Stated problem: Each line containing the word "Visualizer" must be reported.

Material provided:

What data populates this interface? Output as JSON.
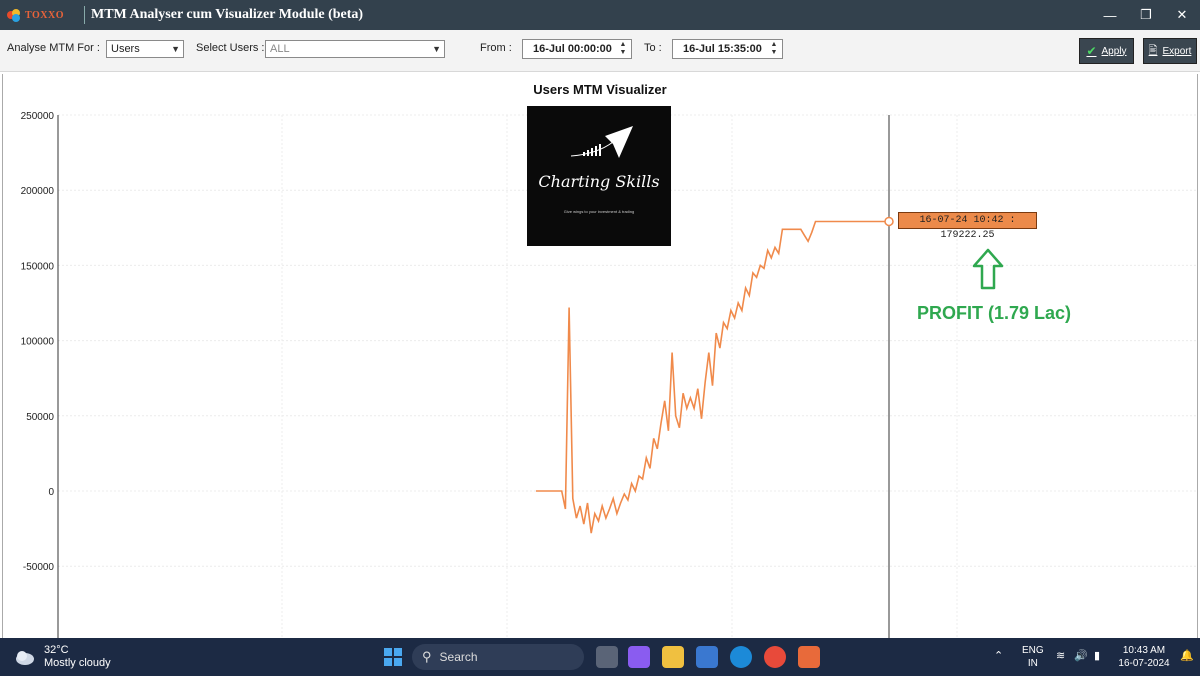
{
  "window": {
    "brand": "TOXXO",
    "title": "MTM Analyser cum Visualizer Module (beta)",
    "controls": {
      "minimize": "—",
      "maximize": "❐",
      "close": "✕"
    }
  },
  "toolbar": {
    "analyse_label": "Analyse MTM For :",
    "analyse_value": "Users",
    "users_label": "Select Users :",
    "users_value": "ALL",
    "from_label": "From :",
    "from_value": "16-Jul 00:00:00",
    "to_label": "To :",
    "to_value": "16-Jul 15:35:00",
    "apply_label": "Apply",
    "export_label": "Export"
  },
  "watermark": {
    "title": "Charting Skills",
    "tagline": "Give wings to your investment & trading"
  },
  "annotation": {
    "tooltip": "16-07-24 10:42 : 179222.25",
    "profit": "PROFIT (1.79 Lac)"
  },
  "chart_data": {
    "type": "line",
    "title": "Users MTM Visualizer",
    "xlabel": "",
    "ylabel": "",
    "ylim": [
      -95000,
      250000
    ],
    "yticks": [
      250000,
      200000,
      150000,
      100000,
      50000,
      0,
      -50000
    ],
    "grid": true,
    "line_color": "#f08a4b",
    "cursor_value": 179222.25,
    "series": [
      {
        "values": [
          0,
          0,
          0,
          0,
          0,
          0,
          0,
          0,
          -12000,
          122000,
          -5000,
          -18000,
          -10000,
          -22000,
          -8000,
          -28000,
          -15000,
          -20000,
          -10000,
          -18000,
          -12000,
          -5000,
          -15000,
          -8000,
          -2000,
          -6000,
          5000,
          0,
          10000,
          8000,
          22000,
          15000,
          35000,
          28000,
          45000,
          60000,
          40000,
          92000,
          50000,
          42000,
          65000,
          55000,
          62000,
          55000,
          68000,
          48000,
          72000,
          92000,
          70000,
          105000,
          95000,
          112000,
          108000,
          120000,
          115000,
          125000,
          120000,
          135000,
          130000,
          145000,
          142000,
          150000,
          148000,
          160000,
          155000,
          162000,
          158000,
          174000,
          174000,
          174000,
          174000,
          174000,
          174000,
          170000,
          166000,
          172000,
          179222,
          179222,
          179222,
          179222,
          179222,
          179222,
          179222,
          179222,
          179222,
          179222,
          179222,
          179222,
          179222,
          179222,
          179222,
          179222,
          179222,
          179222,
          179222,
          179222,
          179222
        ]
      }
    ]
  },
  "taskbar": {
    "temp": "32°C",
    "weather": "Mostly cloudy",
    "search": "Search",
    "lang1": "ENG",
    "lang2": "IN",
    "time": "10:43 AM",
    "date": "16-07-2024"
  }
}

Solution to this exercise:
    "title": "MTM Analyser cum Visualizer Module (beta)",
    "title": "Users MTM Visualizer",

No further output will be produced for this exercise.